-- Exercise inputs start --
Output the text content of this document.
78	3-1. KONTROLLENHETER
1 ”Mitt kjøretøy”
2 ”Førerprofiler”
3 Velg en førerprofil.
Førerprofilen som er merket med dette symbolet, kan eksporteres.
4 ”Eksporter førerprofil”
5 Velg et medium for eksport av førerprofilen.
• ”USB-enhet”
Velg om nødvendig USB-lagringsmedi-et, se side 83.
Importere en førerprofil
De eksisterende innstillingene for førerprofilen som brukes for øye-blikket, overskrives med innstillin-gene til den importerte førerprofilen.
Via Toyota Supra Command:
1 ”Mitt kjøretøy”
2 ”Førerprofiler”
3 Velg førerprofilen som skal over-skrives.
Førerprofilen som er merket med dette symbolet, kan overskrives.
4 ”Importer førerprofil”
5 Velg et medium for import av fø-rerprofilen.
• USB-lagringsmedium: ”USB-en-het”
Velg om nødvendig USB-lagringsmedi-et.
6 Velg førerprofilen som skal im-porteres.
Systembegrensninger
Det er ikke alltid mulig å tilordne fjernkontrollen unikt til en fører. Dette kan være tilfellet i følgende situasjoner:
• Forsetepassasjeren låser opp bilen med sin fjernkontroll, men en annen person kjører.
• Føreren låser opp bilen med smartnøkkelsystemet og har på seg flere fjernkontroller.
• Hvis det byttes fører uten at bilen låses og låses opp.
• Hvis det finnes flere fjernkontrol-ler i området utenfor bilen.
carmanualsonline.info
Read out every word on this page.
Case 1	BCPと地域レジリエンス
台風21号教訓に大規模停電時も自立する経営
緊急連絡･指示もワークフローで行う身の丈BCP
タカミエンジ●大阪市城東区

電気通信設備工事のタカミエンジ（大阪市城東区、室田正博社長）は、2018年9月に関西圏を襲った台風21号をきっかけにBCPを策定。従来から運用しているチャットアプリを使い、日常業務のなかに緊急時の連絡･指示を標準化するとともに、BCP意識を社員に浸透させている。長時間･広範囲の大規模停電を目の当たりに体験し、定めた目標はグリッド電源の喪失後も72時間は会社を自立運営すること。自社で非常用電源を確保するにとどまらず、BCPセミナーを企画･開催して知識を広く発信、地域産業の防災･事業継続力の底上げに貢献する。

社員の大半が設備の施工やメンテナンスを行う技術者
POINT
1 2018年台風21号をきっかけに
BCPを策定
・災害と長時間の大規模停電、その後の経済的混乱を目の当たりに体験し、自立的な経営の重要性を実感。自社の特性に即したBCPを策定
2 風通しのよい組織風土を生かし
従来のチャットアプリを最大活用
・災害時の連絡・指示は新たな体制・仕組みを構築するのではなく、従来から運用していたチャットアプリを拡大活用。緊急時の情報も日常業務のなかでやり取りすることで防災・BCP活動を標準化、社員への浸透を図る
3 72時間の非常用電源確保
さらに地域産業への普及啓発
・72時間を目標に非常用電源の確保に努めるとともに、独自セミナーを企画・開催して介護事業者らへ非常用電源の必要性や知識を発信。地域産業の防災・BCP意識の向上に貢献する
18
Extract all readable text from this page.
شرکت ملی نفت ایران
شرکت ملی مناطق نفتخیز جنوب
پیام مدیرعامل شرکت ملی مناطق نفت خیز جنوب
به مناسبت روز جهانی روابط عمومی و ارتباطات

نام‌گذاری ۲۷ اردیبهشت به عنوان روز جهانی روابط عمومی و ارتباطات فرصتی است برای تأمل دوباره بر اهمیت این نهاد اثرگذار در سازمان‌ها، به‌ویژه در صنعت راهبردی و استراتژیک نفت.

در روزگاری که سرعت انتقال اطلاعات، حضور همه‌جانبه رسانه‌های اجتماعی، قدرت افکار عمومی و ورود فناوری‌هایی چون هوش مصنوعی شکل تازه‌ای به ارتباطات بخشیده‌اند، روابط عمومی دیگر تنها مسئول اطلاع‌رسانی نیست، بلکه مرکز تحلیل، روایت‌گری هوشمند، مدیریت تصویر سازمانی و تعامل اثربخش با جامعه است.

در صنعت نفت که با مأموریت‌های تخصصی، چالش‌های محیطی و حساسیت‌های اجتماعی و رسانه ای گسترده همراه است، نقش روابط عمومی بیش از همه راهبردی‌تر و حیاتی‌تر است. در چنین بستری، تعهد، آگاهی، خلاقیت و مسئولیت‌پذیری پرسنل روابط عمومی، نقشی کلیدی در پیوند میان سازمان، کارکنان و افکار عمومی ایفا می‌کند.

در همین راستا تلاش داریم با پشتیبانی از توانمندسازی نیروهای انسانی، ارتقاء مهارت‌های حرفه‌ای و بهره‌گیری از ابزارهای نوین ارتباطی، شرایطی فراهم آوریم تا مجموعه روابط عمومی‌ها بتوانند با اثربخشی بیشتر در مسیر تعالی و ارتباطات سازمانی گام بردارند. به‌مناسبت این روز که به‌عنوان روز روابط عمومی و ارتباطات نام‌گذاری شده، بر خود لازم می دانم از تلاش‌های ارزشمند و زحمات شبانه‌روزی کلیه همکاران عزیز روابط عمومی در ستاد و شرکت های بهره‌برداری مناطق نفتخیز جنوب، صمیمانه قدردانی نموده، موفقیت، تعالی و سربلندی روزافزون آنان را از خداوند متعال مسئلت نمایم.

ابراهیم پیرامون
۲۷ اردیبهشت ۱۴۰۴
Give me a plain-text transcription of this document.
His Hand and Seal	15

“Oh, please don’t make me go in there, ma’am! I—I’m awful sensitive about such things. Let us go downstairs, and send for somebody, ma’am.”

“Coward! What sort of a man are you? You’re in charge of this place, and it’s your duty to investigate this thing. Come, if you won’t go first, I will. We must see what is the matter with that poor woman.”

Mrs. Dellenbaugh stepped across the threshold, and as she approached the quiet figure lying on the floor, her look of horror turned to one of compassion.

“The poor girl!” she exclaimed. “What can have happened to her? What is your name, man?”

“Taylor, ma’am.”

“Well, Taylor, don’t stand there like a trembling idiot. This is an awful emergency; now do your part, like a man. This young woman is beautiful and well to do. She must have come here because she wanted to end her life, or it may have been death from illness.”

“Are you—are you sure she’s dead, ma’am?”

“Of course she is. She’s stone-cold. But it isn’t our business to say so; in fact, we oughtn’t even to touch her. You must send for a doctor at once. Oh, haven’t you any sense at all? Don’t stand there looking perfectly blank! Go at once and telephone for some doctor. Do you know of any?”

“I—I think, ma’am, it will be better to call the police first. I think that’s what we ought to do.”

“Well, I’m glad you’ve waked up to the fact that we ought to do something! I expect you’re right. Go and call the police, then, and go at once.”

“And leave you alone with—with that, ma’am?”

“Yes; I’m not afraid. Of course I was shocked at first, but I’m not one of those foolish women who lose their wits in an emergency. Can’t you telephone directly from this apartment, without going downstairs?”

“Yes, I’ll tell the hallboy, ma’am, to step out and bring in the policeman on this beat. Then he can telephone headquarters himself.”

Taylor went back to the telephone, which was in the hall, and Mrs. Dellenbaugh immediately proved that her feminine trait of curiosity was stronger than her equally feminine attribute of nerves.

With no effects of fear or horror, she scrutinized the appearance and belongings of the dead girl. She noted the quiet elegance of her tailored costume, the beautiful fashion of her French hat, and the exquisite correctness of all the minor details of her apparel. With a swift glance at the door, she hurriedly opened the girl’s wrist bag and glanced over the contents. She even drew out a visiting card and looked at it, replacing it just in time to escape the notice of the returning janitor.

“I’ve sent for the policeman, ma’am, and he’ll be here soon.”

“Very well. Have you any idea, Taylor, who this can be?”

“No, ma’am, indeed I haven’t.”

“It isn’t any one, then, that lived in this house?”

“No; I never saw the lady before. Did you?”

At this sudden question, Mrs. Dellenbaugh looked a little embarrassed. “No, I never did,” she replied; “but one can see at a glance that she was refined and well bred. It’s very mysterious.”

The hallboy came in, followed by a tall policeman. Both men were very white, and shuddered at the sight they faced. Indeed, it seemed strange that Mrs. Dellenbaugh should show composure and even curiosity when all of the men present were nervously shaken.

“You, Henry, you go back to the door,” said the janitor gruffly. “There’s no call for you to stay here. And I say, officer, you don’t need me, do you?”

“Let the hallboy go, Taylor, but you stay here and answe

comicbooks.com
-- Exercise inputs end --
#### Written instruction
Look for the word "صنعت" in every line of the listing and copy the lines that have it.

#### Output for this exercise
نام‌گذاری ۲۷ اردیبهشت به عنوان روز جهانی روابط عمومی و ارتباطات فرصتی است برای تأمل دوباره بر اهمیت این نهاد اثرگذار در سازمان‌ها، به‌ویژه در صنعت راهبردی و استراتژیک نفت.
در صنعت نفت که با مأموریت‌های تخصصی، چالش‌های محیطی و حساسیت‌های اجتماعی و رسانه ای گسترده همراه است، نقش روابط عمومی بیش از همه راهبردی‌تر و حیاتی‌تر است. در چنین بستری، تعهد، آگاهی، خلاقیت و مسئولیت‌پذیری پرسنل روابط عمومی، نقشی کلیدی در پیوند میان سازمان، کارکنان و افکار عمومی ایفا می‌کند.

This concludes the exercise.